▶ _WHAT TO PRODUCE_: Would you return the complete listing below word for word?

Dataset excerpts
____

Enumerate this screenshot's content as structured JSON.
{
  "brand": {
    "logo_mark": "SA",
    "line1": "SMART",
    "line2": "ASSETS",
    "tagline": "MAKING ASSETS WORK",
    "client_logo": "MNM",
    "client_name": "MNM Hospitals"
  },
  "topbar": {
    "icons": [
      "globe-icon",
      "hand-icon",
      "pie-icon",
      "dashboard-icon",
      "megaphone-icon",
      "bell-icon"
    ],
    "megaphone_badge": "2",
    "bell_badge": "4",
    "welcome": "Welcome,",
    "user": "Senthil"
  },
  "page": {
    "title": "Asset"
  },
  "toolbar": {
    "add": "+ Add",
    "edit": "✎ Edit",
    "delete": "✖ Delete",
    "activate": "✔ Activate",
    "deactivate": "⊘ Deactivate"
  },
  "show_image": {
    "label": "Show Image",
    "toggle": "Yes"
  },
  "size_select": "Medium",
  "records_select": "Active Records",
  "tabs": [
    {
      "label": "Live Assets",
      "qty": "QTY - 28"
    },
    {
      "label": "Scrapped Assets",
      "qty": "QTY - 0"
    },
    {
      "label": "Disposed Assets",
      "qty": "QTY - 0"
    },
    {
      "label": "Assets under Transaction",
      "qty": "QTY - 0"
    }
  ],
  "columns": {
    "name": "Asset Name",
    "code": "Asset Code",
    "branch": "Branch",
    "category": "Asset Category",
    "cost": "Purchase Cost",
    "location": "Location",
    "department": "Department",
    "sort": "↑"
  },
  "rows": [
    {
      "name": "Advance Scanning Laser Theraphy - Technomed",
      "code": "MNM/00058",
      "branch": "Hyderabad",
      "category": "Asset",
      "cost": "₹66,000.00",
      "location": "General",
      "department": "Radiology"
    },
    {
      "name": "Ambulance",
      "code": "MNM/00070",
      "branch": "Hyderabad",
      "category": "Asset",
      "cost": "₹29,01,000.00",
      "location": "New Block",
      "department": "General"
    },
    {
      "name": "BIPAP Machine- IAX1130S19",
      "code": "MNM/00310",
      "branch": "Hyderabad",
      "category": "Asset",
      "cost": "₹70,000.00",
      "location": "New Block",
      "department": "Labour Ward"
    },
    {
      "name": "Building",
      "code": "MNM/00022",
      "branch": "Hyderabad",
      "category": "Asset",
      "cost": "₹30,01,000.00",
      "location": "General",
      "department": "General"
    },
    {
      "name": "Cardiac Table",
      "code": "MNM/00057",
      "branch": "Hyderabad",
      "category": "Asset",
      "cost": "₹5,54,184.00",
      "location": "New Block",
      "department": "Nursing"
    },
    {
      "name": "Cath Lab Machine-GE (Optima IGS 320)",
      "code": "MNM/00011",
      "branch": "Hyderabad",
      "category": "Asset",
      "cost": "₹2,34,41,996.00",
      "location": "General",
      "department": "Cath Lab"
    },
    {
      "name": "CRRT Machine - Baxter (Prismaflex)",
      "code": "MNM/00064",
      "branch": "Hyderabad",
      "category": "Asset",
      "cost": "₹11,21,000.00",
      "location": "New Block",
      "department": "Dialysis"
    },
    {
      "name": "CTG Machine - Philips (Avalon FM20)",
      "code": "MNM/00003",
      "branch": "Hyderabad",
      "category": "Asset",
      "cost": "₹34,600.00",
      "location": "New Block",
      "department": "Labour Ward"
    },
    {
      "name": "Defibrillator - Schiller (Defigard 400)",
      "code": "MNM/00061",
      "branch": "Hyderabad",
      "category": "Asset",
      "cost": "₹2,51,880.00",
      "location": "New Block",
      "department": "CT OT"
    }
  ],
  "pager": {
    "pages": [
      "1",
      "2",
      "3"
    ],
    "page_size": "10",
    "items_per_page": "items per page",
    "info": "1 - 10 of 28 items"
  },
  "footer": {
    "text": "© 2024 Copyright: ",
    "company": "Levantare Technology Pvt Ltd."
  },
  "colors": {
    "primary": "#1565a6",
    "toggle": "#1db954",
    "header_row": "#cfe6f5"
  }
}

____

▶ _TASK RESULT_:
Enumerate this screenshot's content as structured JSON.
{
  "brand": {
    "logo_mark": "SA",
    "line1": "SMART",
    "line2": "ASSETS",
    "tagline": "MAKING ASSETS WORK",
    "client_logo": "MNM",
    "client_name": "MNM Hospitals"
  },
  "topbar": {
    "icons": [
      "globe-icon",
      "hand-icon",
      "pie-icon",
      "dashboard-icon",
      "megaphone-icon",
      "bell-icon"
    ],
    "megaphone_badge": "2",
    "bell_badge": "4",
    "welcome": "Welcome,",
    "user": "Senthil"
  },
  "page": {
    "title": "Asset"
  },
  "toolbar": {
    "add": "+ Add",
    "edit": "✎ Edit",
    "delete": "✖ Delete",
    "activate": "✔ Activate",
    "deactivate": "⊘ Deactivate"
  },
  "show_image": {
    "label": "Show Image",
    "toggle": "Yes"
  },
  "size_select": "Medium",
  "records_select": "Active Records",
  "tabs": [
    {
      "label": "Live Assets",
      "qty": "QTY - 28"
    },
    {
      "label": "Scrapped Assets",
      "qty": "QTY - 0"
    },
    {
      "label": "Disposed Assets",
      "qty": "QTY - 0"
    },
    {
      "label": "Assets under Transaction",
      "qty": "QTY - 0"
    }
  ],
  "columns": {
    "name": "Asset Name",
    "code": "Asset Code",
    "branch": "Branch",
    "category": "Asset Category",
    "cost": "Purchase Cost",
    "location": "Location",
    "department": "Department",
    "sort": "↑"
  },
  "rows": [
    {
      "name": "Advance Scanning Laser Theraphy - Technomed",
      "code": "MNM/00058",
      "branch": "Hyderabad",
      "category": "Asset",
      "cost": "₹66,000.00",
      "location": "General",
      "department": "Radiology"
    },
    {
      "name": "Ambulance",
      "code": "MNM/00070",
      "branch": "Hyderabad",
      "category": "Asset",
      "cost": "₹29,01,000.00",
      "location": "New Block",
      "department": "General"
    },
    {
      "name": "BIPAP Machine- IAX1130S19",
      "code": "MNM/00310",
      "branch": "Hyderabad",
      "category": "Asset",
      "cost": "₹70,000.00",
      "location": "New Block",
      "department": "Labour Ward"
    },
    {
      "name": "Building",
      "code": "MNM/00022",
      "branch": "Hyderabad",
      "category": "Asset",
      "cost": "₹30,01,000.00",
      "location": "General",
      "department": "General"
    },
    {
      "name": "Cardiac Table",
      "code": "MNM/00057",
      "branch": "Hyderabad",
      "category": "Asset",
      "cost": "₹5,54,184.00",
      "location": "New Block",
      "department": "Nursing"
    },
    {
      "name": "Cath Lab Machine-GE (Optima IGS 320)",
      "code": "MNM/00011",
      "branch": "Hyderabad",
      "category": "Asset",
      "cost": "₹2,34,41,996.00",
      "location": "General",
      "department": "Cath Lab"
    },
    {
      "name": "CRRT Machine - Baxter (Prismaflex)",
      "code": "MNM/00064",
      "branch": "Hyderabad",
      "category": "Asset",
      "cost": "₹11,21,000.00",
      "location": "New Block",
      "department": "Dialysis"
    },
    {
      "name": "CTG Machine - Philips (Avalon FM20)",
      "code": "MNM/00003",
      "branch": "Hyderabad",
      "category": "Asset",
      "cost": "₹34,600.00",
      "location": "New Block",
      "department": "Labour Ward"
    },
    {
      "name": "Defibrillator - Schiller (Defigard 400)",
      "code": "MNM/00061",
      "branch": "Hyderabad",
      "category": "Asset",
      "cost": "₹2,51,880.00",
      "location": "New Block",
      "department": "CT OT"
    }
  ],
  "pager": {
    "pages": [
      "1",
      "2",
      "3"
    ],
    "page_size": "10",
    "items_per_page": "items per page",
    "info": "1 - 10 of 28 items"
  },
  "footer": {
    "text": "© 2024 Copyright: ",
    "company": "Levantare Technology Pvt Ltd."
  },
  "colors": {
    "primary": "#1565a6",
    "toggle": "#1db954",
    "header_row": "#cfe6f5"
  }
}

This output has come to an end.